Documento:
Aunque las vidas de todos ellos se cruzan brevemente con la de un oficial alemán que conspira contra el régimen nazi y la de un asesino de la misma nacionalidad, sus actos en la novela no cambiarán el mundo en absoluto. Éste sigue su marcha y ellos sólo pueden mirar (algunos, eso sí, desde más cerca, como Mr. Tagomi) cómo se desenvuelven los acontecimientos sin tener poder para intervenir en el proceso.

Lo que buscan estos personajes no es cambiar el futuro de su mundo, sino algo igualmente arduo: en unos tiempos difíciles, hallar una forma digna de vivir, encontrar un sentido a lo que hacen; un propósito para el que también deben armarse de valor: el comerciante que descubre trastornado cómo le han estado engañando y trata de hallar una nueva dirección honorable para su negocio; el funcionario abrumado por su insignificancia en el gran orden de las cosas; el talentoso pulidor que abandona el adocenado y tiránico mundo industrial para dar rienda suelta a su capacidad como artesano; la mujer sentimentalmente fracasada que huye para encontrar una nueva vida lejos de todo lo que conoce… Todos ellos tienen sus propios sueños e inseguridades, muestra de la simpatía que Dick siempre sintió por los débiles y los perdedores, y que, contra todo pronóstico y sometidos a una situación extrema, consiguen sobrevivir. Precisamente una de sus mayores destrezas como escritor fue la de explorar las implicaciones que sobre los individuos tenían las extrañas situaciones que servían de fondo a sus relatos.

Entrelazando las diferentes tramas encabezadas por estos personajes como si de una comedia de costumbres se tratara, Dick va dejando que las entrañas del libro vayan emergiendo poco a poco de una forma que resulta poco evidente hasta bien entrado el libro. A diferencia de una de esas películas de Hollywood en la que los guionistas se obsesionan por atar todos los cabos al final, Dick opta por una estrategia menos obvia: el devenir de los diferentes personajes transcurre independientemente unos de otros y aunque pudiera pensarse que en un momento dado sus caminos se cruzarán de forma dramática, lo cierto es que las cosas se desenvuelven con bastante sosiego a excepción de un par de estallidos violentos.

Información proporcionada:
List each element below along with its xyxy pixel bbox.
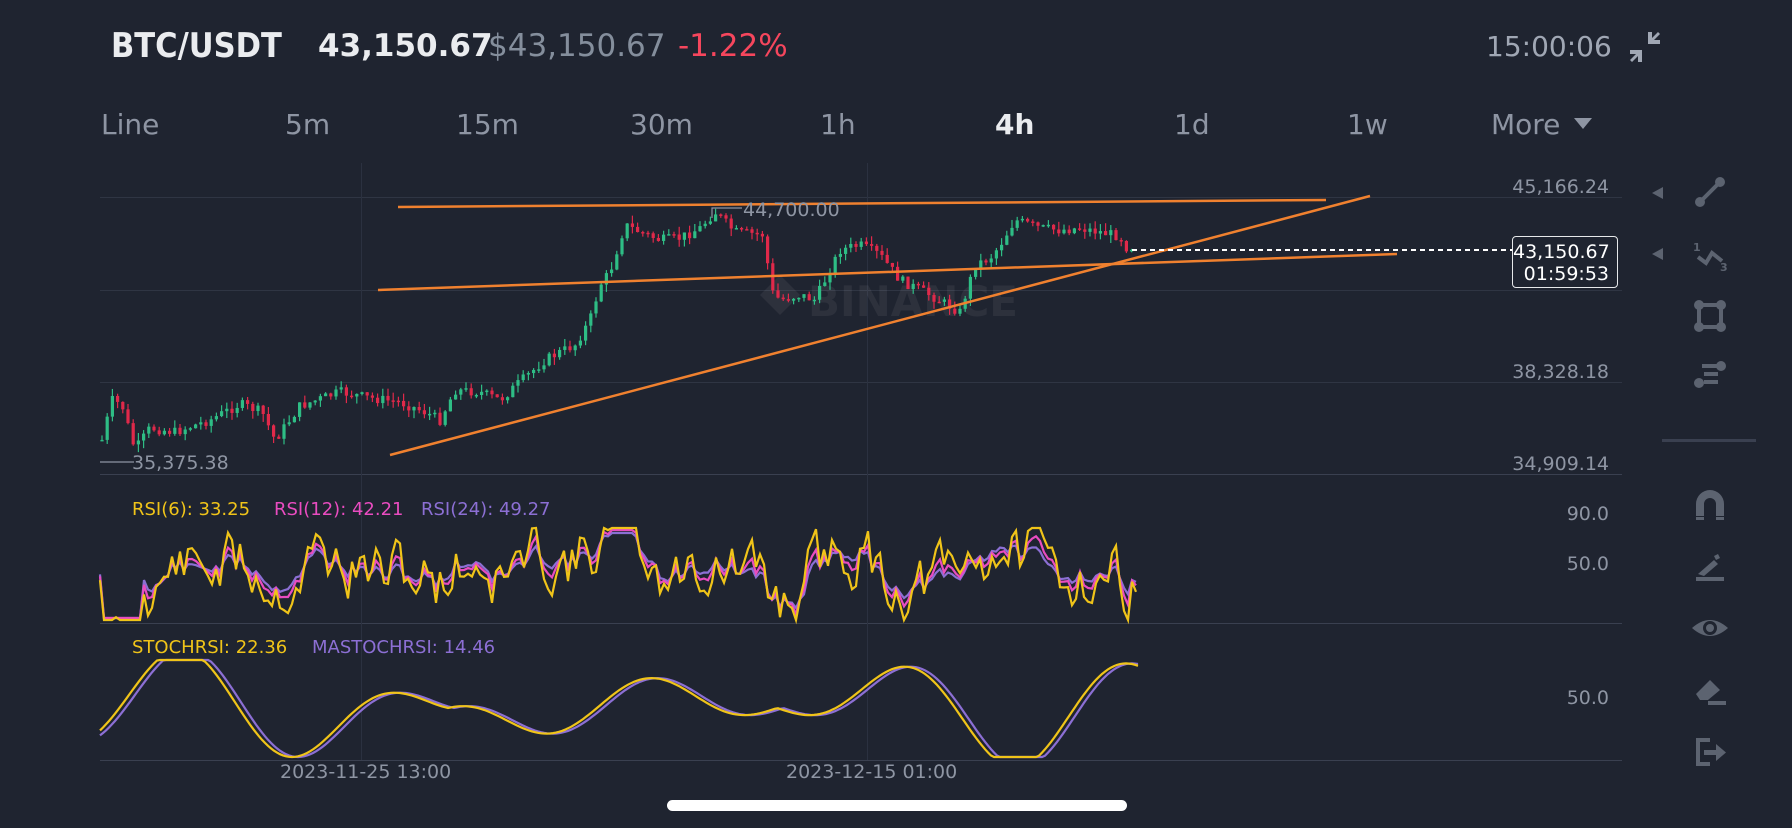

Objetivo planteado:
Copia sin cambios el pasaje del documento sobre la novela que va desde "Entrelazando las diferentes" hasta "de estallidos violentos.".

Tarea realizada:
Entrelazando las diferentes tramas encabezadas por estos personajes como si de una comedia de costumbres se tratara, Dick va dejando que las entrañas del libro vayan emergiendo poco a poco de una forma que resulta poco evidente hasta bien entrado el libro. A diferencia de una de esas películas de Hollywood en la que los guionistas se obsesionan por atar todos los cabos al final, Dick opta por una estrategia menos obvia: el devenir de los diferentes personajes transcurre independientemente unos de otros y aunque pudiera pensarse que en un momento dado sus caminos se cruzarán de forma dramática, lo cierto es que las cosas se desenvuelven con bastante sosiego a excepción de un par de estallidos violentos.